» **Work to be completed**
Tally the lines of the listing that contain the word "commutative", then give the total and nothing else.

» **Dataset records**
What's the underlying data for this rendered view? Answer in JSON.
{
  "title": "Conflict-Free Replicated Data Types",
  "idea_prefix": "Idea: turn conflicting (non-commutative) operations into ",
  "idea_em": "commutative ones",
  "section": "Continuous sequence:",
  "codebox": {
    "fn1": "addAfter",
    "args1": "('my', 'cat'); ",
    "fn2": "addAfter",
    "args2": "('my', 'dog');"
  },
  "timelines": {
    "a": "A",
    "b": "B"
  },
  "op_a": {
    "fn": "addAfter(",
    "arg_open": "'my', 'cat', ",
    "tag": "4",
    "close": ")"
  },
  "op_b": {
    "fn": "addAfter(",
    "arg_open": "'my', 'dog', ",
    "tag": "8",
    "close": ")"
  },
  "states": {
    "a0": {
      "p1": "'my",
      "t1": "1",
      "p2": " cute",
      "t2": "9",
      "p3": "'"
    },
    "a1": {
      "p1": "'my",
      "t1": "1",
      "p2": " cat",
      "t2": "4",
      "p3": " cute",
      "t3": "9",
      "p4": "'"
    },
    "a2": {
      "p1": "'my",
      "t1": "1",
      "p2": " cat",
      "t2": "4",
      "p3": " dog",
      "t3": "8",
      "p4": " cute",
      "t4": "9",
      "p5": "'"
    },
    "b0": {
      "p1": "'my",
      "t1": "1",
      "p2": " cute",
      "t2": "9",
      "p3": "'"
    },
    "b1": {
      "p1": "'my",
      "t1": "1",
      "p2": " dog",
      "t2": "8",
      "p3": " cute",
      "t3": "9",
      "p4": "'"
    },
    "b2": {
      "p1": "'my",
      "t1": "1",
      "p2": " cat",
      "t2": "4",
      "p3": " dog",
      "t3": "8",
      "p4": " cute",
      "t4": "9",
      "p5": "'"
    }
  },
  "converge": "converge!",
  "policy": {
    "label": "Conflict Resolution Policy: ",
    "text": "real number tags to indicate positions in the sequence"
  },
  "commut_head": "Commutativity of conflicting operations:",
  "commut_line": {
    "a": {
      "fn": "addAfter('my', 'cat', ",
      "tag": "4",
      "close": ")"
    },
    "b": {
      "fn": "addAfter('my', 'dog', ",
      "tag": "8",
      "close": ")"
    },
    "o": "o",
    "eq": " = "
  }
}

» **Complete output**
2